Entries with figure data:
_____
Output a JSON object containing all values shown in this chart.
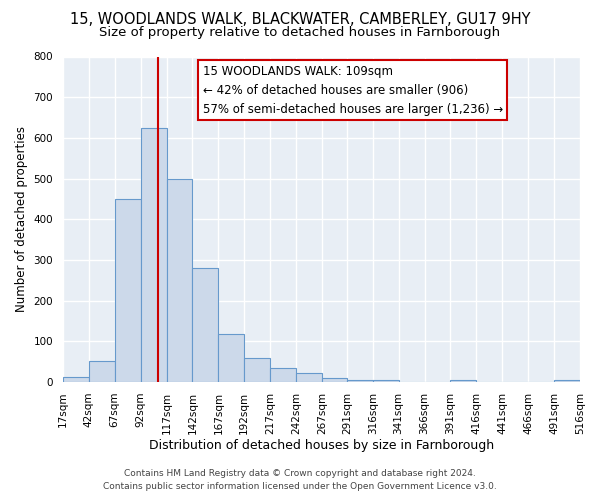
{
  "title": "15, WOODLANDS WALK, BLACKWATER, CAMBERLEY, GU17 9HY",
  "subtitle": "Size of property relative to detached houses in Farnborough",
  "xlabel": "Distribution of detached houses by size in Farnborough",
  "ylabel": "Number of detached properties",
  "bin_edges": [
    17,
    42,
    67,
    92,
    117,
    142,
    167,
    192,
    217,
    242,
    267,
    291,
    316,
    341,
    366,
    391,
    416,
    441,
    466,
    491,
    516
  ],
  "bar_heights": [
    12,
    52,
    450,
    625,
    500,
    280,
    118,
    60,
    35,
    22,
    10,
    5,
    5,
    0,
    0,
    5,
    0,
    0,
    0,
    5
  ],
  "bar_color": "#ccd9ea",
  "bar_edge_color": "#6699cc",
  "property_size": 109,
  "vline_color": "#cc0000",
  "annotation_line1": "15 WOODLANDS WALK: 109sqm",
  "annotation_line2": "← 42% of detached houses are smaller (906)",
  "annotation_line3": "57% of semi-detached houses are larger (1,236) →",
  "annotation_box_color": "#ffffff",
  "annotation_box_edge_color": "#cc0000",
  "ylim": [
    0,
    800
  ],
  "yticks": [
    0,
    100,
    200,
    300,
    400,
    500,
    600,
    700,
    800
  ],
  "footer_line1": "Contains HM Land Registry data © Crown copyright and database right 2024.",
  "footer_line2": "Contains public sector information licensed under the Open Government Licence v3.0.",
  "bg_color": "#ffffff",
  "plot_bg_color": "#e8eef5",
  "grid_color": "#ffffff",
  "title_fontsize": 10.5,
  "subtitle_fontsize": 9.5,
  "xlabel_fontsize": 9,
  "ylabel_fontsize": 8.5,
  "tick_fontsize": 7.5,
  "annotation_fontsize": 8.5,
  "footer_fontsize": 6.5
}
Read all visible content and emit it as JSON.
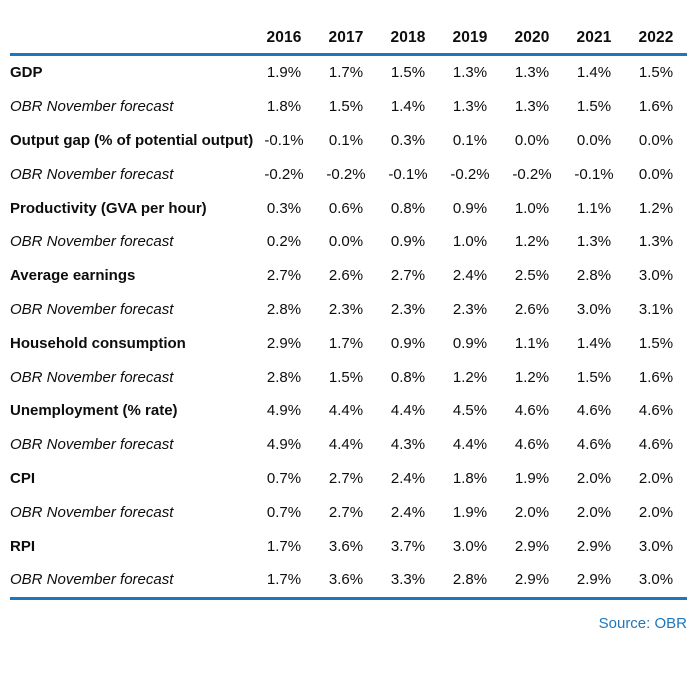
_____
* [Requirements]
Omit the pictures, then output the rest of the listing exactly.

* [Solution for this task]
Output a JSON object containing all values shown in this chart.
{
  "title": "15, WOODLANDS WALK, BLACKWATER, CAMBERLEY, GU17 9HY",
  "subtitle": "Size of property relative to detached houses in Farnborough",
  "xlabel": "Distribution of detached houses by size in Farnborough",
  "ylabel": "Number of detached properties",
  "bin_edges": [
    17,
    42,
    67,
    92,
    117,
    142,
    167,
    192,
    217,
    242,
    267,
    291,
    316,
    341,
    366,
    391,
    416,
    441,
    466,
    491,
    516
  ],
  "bar_heights": [
    12,
    52,
    450,
    625,
    500,
    280,
    118,
    60,
    35,
    22,
    10,
    5,
    5,
    0,
    0,
    5,
    0,
    0,
    0,
    5
  ],
  "bar_color": "#ccd9ea",
  "bar_edge_color": "#6699cc",
  "property_size": 109,
  "vline_color": "#cc0000",
  "annotation_line1": "15 WOODLANDS WALK: 109sqm",
  "annotation_line2": "← 42% of detached houses are smaller (906)",
  "annotation_line3": "57% of semi-detached houses are larger (1,236) →",
  "annotation_box_color": "#ffffff",
  "annotation_box_edge_color": "#cc0000",
  "ylim": [
    0,
    800
  ],
  "yticks": [
    0,
    100,
    200,
    300,
    400,
    500,
    600,
    700,
    800
  ],
  "footer_line1": "Contains HM Land Registry data © Crown copyright and database right 2024.",
  "footer_line2": "Contains public sector information licensed under the Open Government Licence v3.0.",
  "bg_color": "#ffffff",
  "plot_bg_color": "#e8eef5",
  "grid_color": "#ffffff",
  "title_fontsize": 10.5,
  "subtitle_fontsize": 9.5,
  "xlabel_fontsize": 9,
  "ylabel_fontsize": 8.5,
  "tick_fontsize": 7.5,
  "annotation_fontsize": 8.5,
  "footer_fontsize": 6.5
}
Read all visible content and emit it as JSON.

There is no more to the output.